Extract every line where the string "true" appears.

**********

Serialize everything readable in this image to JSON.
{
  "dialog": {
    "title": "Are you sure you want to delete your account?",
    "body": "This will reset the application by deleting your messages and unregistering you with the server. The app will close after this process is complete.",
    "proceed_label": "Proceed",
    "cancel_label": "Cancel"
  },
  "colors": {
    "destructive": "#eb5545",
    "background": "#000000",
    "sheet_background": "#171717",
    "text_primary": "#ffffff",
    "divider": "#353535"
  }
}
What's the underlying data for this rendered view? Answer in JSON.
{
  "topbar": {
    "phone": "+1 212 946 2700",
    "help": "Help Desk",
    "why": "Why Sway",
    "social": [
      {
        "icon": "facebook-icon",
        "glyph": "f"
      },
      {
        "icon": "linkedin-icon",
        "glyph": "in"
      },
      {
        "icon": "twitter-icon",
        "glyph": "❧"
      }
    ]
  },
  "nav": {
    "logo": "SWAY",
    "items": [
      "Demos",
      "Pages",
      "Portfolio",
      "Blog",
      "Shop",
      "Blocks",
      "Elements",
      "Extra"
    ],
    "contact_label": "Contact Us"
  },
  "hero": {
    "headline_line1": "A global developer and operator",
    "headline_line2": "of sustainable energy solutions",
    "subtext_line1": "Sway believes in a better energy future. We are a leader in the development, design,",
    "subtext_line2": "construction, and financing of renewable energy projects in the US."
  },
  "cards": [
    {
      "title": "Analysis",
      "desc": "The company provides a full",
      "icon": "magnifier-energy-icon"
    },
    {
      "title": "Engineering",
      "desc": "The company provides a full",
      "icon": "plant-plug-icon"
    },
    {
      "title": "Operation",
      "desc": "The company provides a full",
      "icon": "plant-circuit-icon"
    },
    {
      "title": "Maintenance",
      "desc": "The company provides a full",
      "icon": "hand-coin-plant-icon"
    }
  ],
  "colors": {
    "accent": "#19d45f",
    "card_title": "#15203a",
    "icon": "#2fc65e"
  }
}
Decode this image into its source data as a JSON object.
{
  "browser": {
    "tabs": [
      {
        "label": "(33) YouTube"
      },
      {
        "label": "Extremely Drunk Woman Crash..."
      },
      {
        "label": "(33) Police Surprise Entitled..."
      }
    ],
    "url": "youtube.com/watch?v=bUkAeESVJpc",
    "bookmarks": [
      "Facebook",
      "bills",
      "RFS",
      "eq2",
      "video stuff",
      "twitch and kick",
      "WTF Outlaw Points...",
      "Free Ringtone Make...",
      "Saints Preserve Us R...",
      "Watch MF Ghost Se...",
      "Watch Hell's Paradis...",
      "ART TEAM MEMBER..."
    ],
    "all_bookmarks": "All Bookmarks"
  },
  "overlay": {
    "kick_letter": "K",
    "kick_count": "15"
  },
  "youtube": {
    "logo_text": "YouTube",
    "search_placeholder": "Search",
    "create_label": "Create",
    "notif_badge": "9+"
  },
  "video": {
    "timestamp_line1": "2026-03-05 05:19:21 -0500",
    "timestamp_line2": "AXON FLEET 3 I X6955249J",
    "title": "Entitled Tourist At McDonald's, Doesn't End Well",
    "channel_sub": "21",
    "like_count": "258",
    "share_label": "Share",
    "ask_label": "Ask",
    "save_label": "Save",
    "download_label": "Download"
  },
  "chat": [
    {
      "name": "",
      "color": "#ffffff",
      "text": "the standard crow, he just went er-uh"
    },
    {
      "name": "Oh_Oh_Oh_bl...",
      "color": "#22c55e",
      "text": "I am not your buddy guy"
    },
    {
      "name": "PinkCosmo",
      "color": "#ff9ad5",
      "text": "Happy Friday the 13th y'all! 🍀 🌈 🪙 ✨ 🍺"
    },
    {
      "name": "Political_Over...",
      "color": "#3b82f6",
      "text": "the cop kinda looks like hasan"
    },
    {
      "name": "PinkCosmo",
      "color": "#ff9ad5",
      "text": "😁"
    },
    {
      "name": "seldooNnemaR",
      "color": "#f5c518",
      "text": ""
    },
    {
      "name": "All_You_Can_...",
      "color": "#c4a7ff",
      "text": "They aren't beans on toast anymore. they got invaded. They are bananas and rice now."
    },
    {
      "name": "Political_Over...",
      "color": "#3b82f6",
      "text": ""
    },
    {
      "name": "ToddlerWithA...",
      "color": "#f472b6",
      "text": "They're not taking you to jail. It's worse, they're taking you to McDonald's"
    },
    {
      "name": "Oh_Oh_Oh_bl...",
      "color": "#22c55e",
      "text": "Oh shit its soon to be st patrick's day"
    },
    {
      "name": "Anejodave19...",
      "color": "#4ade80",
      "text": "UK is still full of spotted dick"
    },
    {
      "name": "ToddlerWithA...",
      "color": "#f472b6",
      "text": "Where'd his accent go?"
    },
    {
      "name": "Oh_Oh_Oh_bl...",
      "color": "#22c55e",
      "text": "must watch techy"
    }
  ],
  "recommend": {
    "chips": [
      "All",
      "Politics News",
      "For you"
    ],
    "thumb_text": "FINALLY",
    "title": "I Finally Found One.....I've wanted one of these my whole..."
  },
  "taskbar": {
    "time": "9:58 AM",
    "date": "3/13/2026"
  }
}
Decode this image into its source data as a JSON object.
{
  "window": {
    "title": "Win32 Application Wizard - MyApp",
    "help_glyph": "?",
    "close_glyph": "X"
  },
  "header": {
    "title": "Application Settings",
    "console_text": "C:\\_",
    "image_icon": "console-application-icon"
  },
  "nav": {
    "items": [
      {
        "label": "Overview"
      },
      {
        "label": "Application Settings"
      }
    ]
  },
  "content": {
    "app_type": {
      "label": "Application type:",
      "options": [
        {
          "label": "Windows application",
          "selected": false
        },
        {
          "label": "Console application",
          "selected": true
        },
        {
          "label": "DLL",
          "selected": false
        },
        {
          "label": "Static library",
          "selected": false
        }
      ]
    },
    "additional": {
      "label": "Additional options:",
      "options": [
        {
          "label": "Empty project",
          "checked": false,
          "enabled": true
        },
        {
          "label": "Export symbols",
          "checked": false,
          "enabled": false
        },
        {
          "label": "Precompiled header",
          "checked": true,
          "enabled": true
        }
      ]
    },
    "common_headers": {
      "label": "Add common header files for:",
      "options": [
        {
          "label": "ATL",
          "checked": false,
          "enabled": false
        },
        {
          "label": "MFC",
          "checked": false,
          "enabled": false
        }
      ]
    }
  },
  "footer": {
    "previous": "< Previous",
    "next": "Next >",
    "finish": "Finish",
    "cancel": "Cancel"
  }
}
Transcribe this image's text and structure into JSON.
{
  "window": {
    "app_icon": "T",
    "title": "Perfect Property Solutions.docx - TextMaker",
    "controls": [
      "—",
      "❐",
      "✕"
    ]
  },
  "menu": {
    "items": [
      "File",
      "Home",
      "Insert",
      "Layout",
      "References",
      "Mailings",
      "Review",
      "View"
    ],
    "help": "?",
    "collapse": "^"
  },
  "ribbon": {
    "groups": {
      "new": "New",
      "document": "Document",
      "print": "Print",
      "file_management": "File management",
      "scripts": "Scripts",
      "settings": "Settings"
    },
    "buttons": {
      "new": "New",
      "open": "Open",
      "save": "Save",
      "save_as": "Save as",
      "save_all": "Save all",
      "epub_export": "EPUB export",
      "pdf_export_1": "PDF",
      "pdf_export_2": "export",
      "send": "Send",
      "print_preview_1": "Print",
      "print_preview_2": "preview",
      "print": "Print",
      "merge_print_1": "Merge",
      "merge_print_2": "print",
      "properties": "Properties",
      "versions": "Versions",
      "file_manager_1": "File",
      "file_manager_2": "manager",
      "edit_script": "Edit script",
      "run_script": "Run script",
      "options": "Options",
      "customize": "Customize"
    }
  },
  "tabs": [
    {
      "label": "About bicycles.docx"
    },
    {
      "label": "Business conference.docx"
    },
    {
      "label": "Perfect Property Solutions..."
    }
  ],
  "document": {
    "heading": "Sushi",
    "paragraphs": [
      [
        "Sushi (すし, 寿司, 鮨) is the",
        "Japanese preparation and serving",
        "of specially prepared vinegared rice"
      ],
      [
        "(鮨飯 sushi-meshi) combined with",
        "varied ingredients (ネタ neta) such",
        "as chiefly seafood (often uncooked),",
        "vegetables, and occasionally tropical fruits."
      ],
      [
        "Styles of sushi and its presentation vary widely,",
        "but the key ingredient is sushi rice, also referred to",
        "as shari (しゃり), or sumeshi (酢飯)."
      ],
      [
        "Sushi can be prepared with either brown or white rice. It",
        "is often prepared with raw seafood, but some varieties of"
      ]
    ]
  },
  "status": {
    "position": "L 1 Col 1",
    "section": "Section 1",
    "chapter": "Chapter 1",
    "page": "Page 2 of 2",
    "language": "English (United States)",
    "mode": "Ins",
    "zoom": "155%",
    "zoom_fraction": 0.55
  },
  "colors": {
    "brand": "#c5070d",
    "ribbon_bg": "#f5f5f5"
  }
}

**********

Full response:
          "selected": true
          "enabled": true
          "checked": true,
          "enabled": true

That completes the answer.